Stored data:
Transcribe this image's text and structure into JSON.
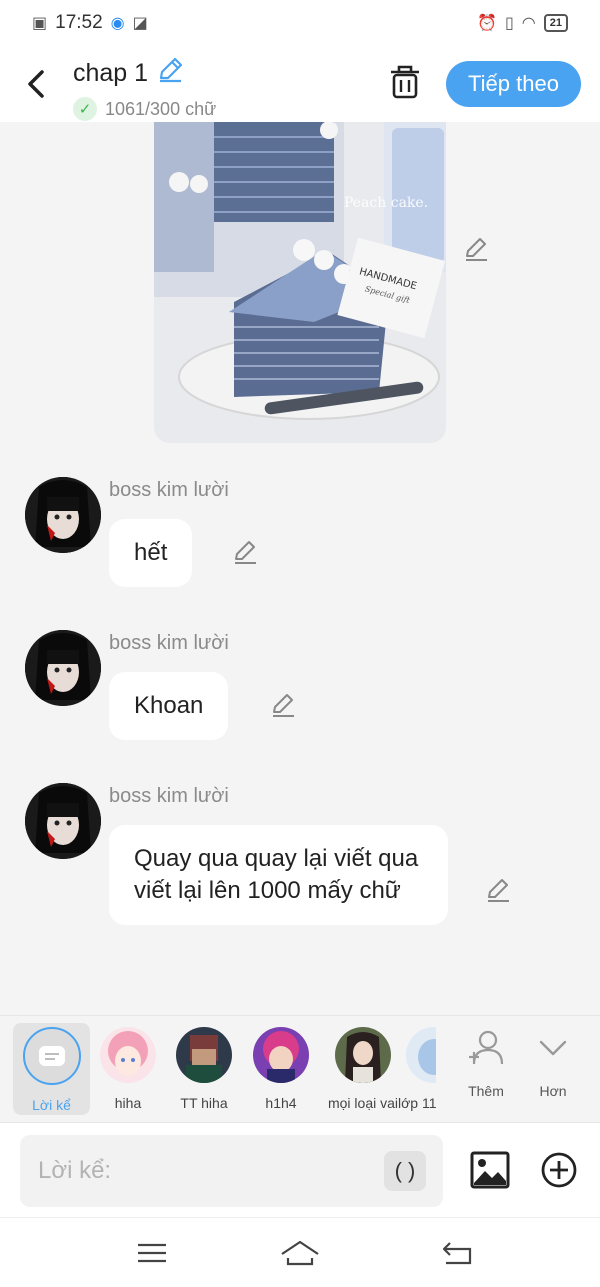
{
  "status_bar": {
    "time": "17:52",
    "battery": "21"
  },
  "header": {
    "title": "chap 1",
    "word_count": "1061/300 chữ",
    "next_label": "Tiếp theo"
  },
  "messages": [
    {
      "sender": "boss kim lười",
      "text": "hết"
    },
    {
      "sender": "boss kim lười",
      "text": "Khoan"
    },
    {
      "sender": "boss kim lười",
      "text": "Quay qua quay lại viết qua viết lại lên 1000 mấy chữ"
    }
  ],
  "image_text": {
    "watermark": "Peach cake.",
    "card_line1": "HANDMADE",
    "card_line2": "Special gift"
  },
  "characters": [
    {
      "name": "Lời kể",
      "selected": true
    },
    {
      "name": "hiha"
    },
    {
      "name": "TT hiha"
    },
    {
      "name": "h1h4"
    },
    {
      "name": "mọi loại vai"
    },
    {
      "name": "lớp 11"
    }
  ],
  "tools": {
    "add_label": "Thêm",
    "more_label": "Hơn"
  },
  "input": {
    "placeholder": "Lời kể:",
    "paren_label": "( )"
  },
  "colors": {
    "accent": "#4aa3f0",
    "background": "#f4f4f4",
    "check_green": "#39b54a"
  }
}
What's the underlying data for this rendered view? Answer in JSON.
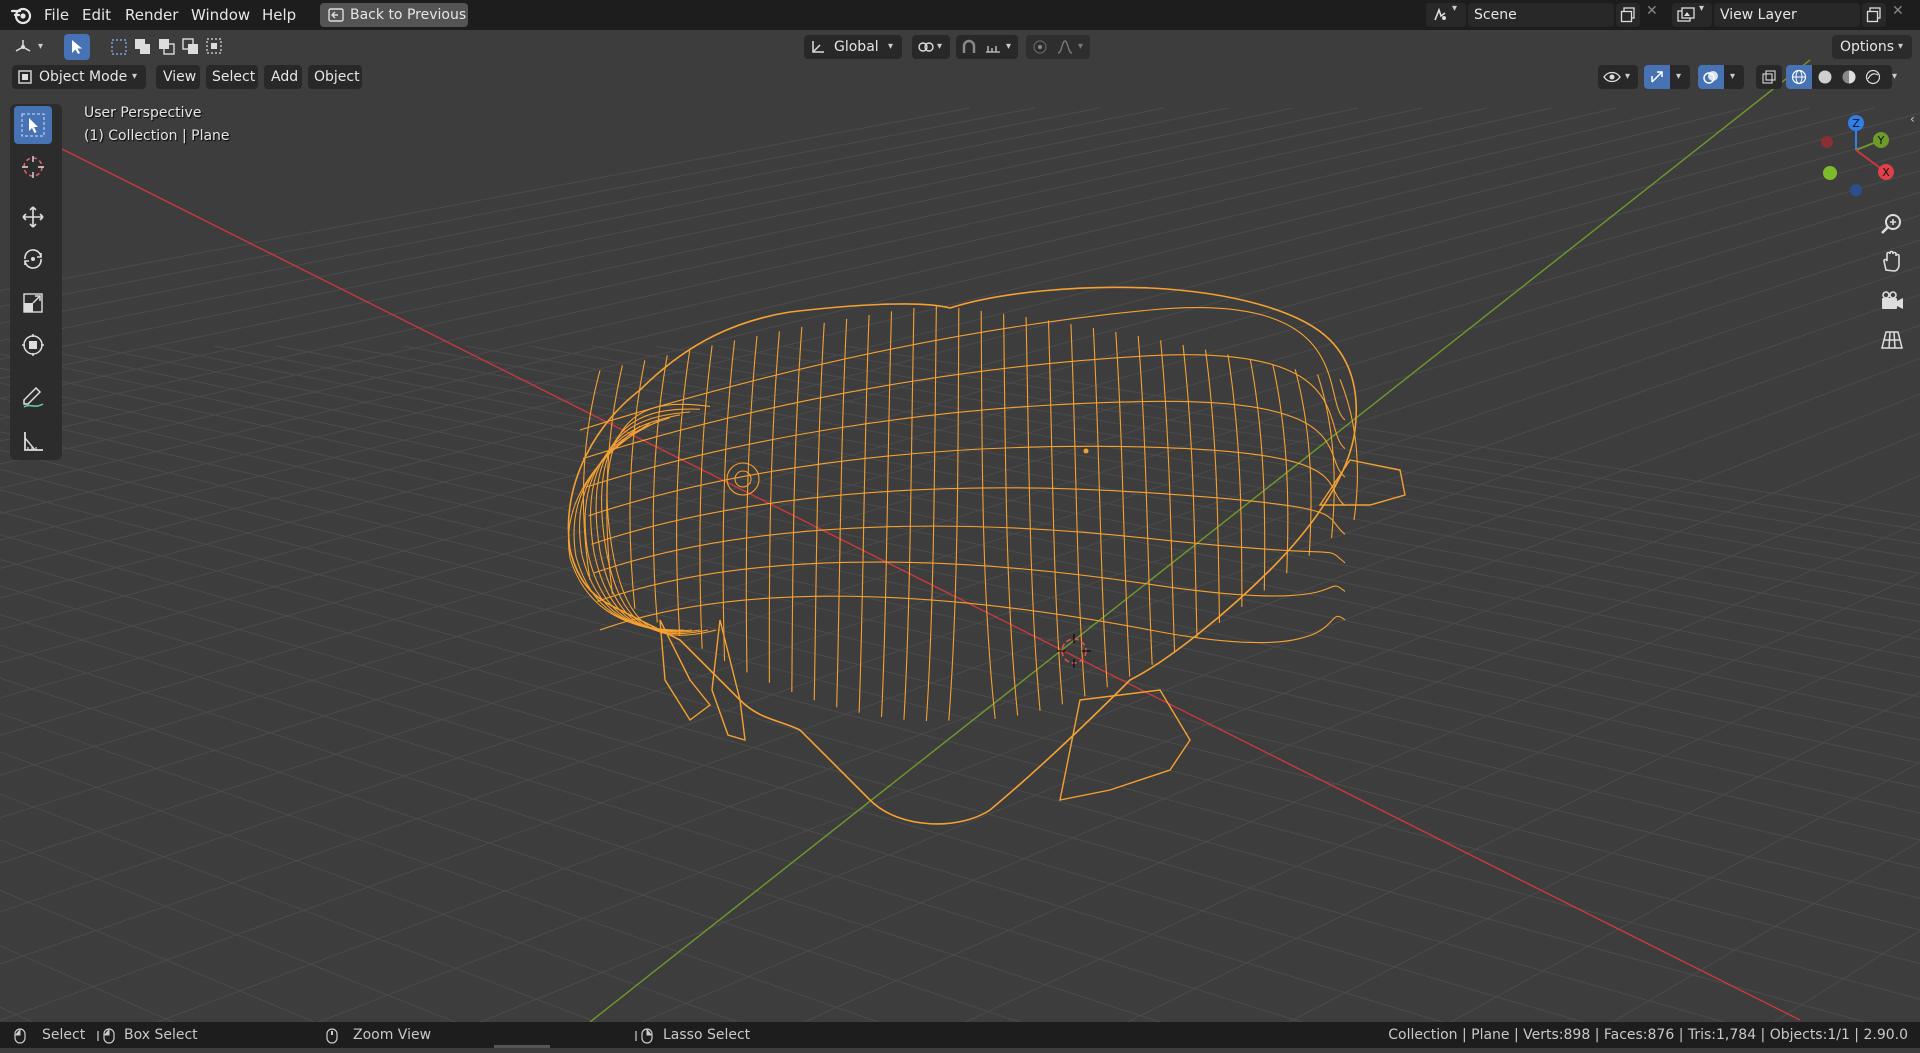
{
  "topbar": {
    "menu": [
      "File",
      "Edit",
      "Render",
      "Window",
      "Help"
    ],
    "back_button": "Back to Previous",
    "scene": "Scene",
    "view_layer": "View Layer"
  },
  "toolheader": {
    "orientation": "Global",
    "options": "Options"
  },
  "viewheader": {
    "mode": "Object Mode",
    "menus": [
      "View",
      "Select",
      "Add",
      "Object"
    ]
  },
  "viewport": {
    "perspective": "User Perspective",
    "collection": "(1) Collection | Plane"
  },
  "gizmo": {
    "x": "X",
    "y": "Y",
    "z": "Z"
  },
  "statusbar": {
    "select": "Select",
    "box_select": "Box Select",
    "zoom_view": "Zoom View",
    "lasso_select": "Lasso Select",
    "stats": "Collection | Plane | Verts:898 | Faces:876 | Tris:1,784 | Objects:1/1 | 2.90.0"
  },
  "colors": {
    "accent": "#4772b3",
    "selection_wire": "#f5a132",
    "x_axis": "#c8393f",
    "y_axis": "#6e9a2c",
    "z_axis": "#2f7fe6"
  }
}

STATED TASK:
Go through the material above and print all of it exactly, except the pictures.

CORRECT RESPONSE:
Transcribe this image's text and structure into JSON.
{
  "status_bar": {
    "time": "17:52",
    "battery": "21"
  },
  "header": {
    "title": "chap 1",
    "word_count": "1061/300 chữ",
    "next_label": "Tiếp theo"
  },
  "messages": [
    {
      "sender": "boss kim lười",
      "text": "hết"
    },
    {
      "sender": "boss kim lười",
      "text": "Khoan"
    },
    {
      "sender": "boss kim lười",
      "text": "Quay qua quay lại viết qua viết lại lên 1000 mấy chữ"
    }
  ],
  "image_text": {
    "watermark": "Peach cake.",
    "card_line1": "HANDMADE",
    "card_line2": "Special gift"
  },
  "characters": [
    {
      "name": "Lời kể",
      "selected": true
    },
    {
      "name": "hiha"
    },
    {
      "name": "TT hiha"
    },
    {
      "name": "h1h4"
    },
    {
      "name": "mọi loại vai"
    },
    {
      "name": "lớp 11"
    }
  ],
  "tools": {
    "add_label": "Thêm",
    "more_label": "Hơn"
  },
  "input": {
    "placeholder": "Lời kể:",
    "paren_label": "( )"
  },
  "colors": {
    "accent": "#4aa3f0",
    "background": "#f4f4f4",
    "check_green": "#39b54a"
  }
}
What's the underlying data for this rendered view? Answer in JSON.
{
  "topbar": {
    "menu": [
      "File",
      "Edit",
      "Render",
      "Window",
      "Help"
    ],
    "back_button": "Back to Previous",
    "scene": "Scene",
    "view_layer": "View Layer"
  },
  "toolheader": {
    "orientation": "Global",
    "options": "Options"
  },
  "viewheader": {
    "mode": "Object Mode",
    "menus": [
      "View",
      "Select",
      "Add",
      "Object"
    ]
  },
  "viewport": {
    "perspective": "User Perspective",
    "collection": "(1) Collection | Plane"
  },
  "gizmo": {
    "x": "X",
    "y": "Y",
    "z": "Z"
  },
  "statusbar": {
    "select": "Select",
    "box_select": "Box Select",
    "zoom_view": "Zoom View",
    "lasso_select": "Lasso Select",
    "stats": "Collection | Plane | Verts:898 | Faces:876 | Tris:1,784 | Objects:1/1 | 2.90.0"
  },
  "colors": {
    "accent": "#4772b3",
    "selection_wire": "#f5a132",
    "x_axis": "#c8393f",
    "y_axis": "#6e9a2c",
    "z_axis": "#2f7fe6"
  }
}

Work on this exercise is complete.